My dog is depressed. She lies under the grand piano with her tobacco-juice eyes closed. Won't even get up when I open a package of wieners, dragging out the tearing of the plastic wrap until all the crackling I am making sounds as if I am setting a fire. But there is no fire in her, not even to get up and investigate. When I hold the wieners in front of a fan to blow the smell toward her - nope - she just lies there, flat, like a rug or an Egyptian sphinx.
What started all of this was when my last child got his driver's license. No more carpools. My dog and I have been taken off the streets. We are home everyday now from two to six. For a while we watched Oprah, and then we'd go out and dig in the dirt around my house.
But my dog doesn't much care about Oprah, and not much more about the dirt. Giving up my carpooling has saddened her.
All those years she went with me to drop the kids off - first in the morning early, when I didn't look good or feel sweet - she'd sit in the back seat of my station wagon and fog up the windows while snapping her teeth. She'd terrify the drivers in the next lane so we could jockey in position to beat the bell. At 2:00 p.m. she'd wait by the back door to go again to pick the kids up. Just the sound of my taking the car keys out of my purse could make her do a tap dance like she had hot feet on the kitchen floor.
From the back seat of my station wagon, she'd hang her head out of the window and let her tongue trail. She is a big mean-looking dog, the kind that men in pick-up trucks with rifles in their back windows admire at red lights. It's not uncommon to have them roll down their windows and get her riled up by making faces at her and then call out to me, "Nice dog, lady."
She's gone to piano lessons and waited at the curb; she likes country music on the radio. She's gone to and come back from soccer practices, Halloween carnivals, and Boy Scout meetings.
Now that she's taken up her down-in-the-mouth spot under the grand piano, I am tempted to pick up the car keys and jiggle them, just to see if she is all right. But that seems cruel. So I have started wrapping the keys in a paper towel so they can be picked up in silence. Because there is nowhere that I go now that I do not park, get out, and stay awhile.
It's a sad event - to just up and change a dog's life with no good warning. She had no way to know that those little kids who played with her as a puppy would one day get cars of their own. Then go on, grow up, and move all the way out.
Yesterday, I felt so sorry for her that I picked up the keys and let her do her hot pepper dance, then headed on out to the car. We've traded in the station wagon. We have a sedan now. And I let her sit beside me in the front seat. As we drove out of the driveway, her big hairy head came on over and rested on my arm near the gear shift.
We made a loop out to the soccer field, then to the piano teacher's where we parked by the curb and listened to the radio. Then we spun on out to the school, even though it was closed. On the way home, I drove her through Burger King and ordered her a Whopper, all the way, but told them to hold the pickles and onions.
Next Sunday I plan to drive her around again. It seems the only decent thing to do for a blue dog.

▸ RECORDS SUPPLIED:
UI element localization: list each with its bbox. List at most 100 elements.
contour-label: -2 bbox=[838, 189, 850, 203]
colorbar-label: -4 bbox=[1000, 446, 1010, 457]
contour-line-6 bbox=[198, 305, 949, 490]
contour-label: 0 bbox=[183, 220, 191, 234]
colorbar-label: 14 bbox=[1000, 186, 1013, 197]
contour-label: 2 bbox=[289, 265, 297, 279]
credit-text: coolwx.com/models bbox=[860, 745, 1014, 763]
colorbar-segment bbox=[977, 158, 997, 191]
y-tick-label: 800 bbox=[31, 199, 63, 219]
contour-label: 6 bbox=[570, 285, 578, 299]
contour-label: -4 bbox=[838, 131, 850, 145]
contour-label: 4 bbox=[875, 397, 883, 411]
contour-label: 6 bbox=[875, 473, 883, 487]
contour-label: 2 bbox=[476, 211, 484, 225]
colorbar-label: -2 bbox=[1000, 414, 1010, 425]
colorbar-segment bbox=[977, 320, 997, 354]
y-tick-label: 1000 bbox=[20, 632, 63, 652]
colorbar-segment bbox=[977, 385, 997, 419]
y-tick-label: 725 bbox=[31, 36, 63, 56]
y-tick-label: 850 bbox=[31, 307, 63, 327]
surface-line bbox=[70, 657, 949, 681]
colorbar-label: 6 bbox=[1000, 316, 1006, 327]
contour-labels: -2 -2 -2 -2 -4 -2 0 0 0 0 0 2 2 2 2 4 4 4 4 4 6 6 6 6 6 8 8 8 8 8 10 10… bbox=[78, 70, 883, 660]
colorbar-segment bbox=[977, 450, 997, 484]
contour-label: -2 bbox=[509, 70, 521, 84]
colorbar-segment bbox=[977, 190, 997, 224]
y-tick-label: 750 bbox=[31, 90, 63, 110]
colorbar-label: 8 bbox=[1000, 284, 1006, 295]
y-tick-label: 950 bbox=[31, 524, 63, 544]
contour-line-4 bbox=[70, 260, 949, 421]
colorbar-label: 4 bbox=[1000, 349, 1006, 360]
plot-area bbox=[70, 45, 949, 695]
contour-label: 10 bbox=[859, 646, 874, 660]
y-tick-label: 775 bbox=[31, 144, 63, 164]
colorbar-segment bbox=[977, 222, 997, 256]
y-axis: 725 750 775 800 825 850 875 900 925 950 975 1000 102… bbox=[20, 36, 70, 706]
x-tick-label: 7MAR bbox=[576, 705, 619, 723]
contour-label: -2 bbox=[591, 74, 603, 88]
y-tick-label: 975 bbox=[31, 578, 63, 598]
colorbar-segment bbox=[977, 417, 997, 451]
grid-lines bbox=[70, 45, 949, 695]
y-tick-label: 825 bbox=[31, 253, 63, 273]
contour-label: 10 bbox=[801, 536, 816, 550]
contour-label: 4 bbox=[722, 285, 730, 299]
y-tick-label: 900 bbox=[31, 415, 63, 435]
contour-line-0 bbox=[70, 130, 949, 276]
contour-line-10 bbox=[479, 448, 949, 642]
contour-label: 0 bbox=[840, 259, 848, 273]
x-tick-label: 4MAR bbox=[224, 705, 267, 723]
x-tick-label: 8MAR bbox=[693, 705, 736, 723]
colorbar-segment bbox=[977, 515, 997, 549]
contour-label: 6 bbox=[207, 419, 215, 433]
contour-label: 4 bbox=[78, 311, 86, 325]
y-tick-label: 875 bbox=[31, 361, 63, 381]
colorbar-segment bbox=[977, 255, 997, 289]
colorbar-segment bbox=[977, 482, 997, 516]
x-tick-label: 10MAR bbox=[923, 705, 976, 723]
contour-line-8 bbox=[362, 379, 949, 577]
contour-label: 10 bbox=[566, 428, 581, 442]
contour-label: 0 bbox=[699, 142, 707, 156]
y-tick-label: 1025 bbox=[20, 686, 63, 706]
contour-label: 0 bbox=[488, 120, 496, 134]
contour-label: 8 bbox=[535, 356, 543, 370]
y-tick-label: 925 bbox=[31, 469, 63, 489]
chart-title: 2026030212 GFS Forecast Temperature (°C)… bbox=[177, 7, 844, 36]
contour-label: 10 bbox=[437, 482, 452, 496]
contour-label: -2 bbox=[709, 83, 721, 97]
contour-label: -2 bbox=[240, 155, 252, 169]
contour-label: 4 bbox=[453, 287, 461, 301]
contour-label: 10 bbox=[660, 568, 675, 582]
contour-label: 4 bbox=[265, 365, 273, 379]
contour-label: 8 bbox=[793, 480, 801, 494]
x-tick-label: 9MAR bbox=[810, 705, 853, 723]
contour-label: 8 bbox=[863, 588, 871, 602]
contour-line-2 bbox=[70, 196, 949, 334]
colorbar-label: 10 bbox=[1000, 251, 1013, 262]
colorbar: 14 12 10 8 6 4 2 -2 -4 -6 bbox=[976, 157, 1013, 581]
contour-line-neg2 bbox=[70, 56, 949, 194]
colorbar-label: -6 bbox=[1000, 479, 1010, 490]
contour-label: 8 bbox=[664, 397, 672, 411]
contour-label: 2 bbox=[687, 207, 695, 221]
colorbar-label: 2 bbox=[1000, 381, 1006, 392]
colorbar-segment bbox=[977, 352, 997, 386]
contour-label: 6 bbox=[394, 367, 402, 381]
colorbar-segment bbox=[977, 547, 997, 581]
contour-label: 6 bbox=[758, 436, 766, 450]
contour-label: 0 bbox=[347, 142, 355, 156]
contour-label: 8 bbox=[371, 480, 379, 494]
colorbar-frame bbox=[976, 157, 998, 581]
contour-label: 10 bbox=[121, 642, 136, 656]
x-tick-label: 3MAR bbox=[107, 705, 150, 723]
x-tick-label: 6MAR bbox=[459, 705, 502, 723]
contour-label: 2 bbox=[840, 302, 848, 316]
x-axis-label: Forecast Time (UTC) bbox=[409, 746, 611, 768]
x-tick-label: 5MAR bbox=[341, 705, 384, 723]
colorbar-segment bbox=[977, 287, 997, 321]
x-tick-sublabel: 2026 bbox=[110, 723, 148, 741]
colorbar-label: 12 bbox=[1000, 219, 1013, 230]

▸ AIM OF THE EXERCISE:
Write out the stretch of the dog essay from "Yesterday, I felt" through "pickles and onions." word for word. Work only from the essay about the depressed dog and set the records aside.

▸ FINAL ANSWER:
Yesterday, I felt so sorry for her that I picked up the keys and let her do her hot pepper dance, then headed on out to the car. We've traded in the station wagon. We have a sedan now. And I let her sit beside me in the front seat. As we drove out of the driveway, her big hairy head came on over and rested on my arm near the gear shift.
We made a loop out to the soccer field, then to the piano teacher's where we parked by the curb and listened to the radio. Then we spun on out to the school, even though it was closed. On the way home, I drove her through Burger King and ordered her a Whopper, all the way, but told them to hold the pickles and onions.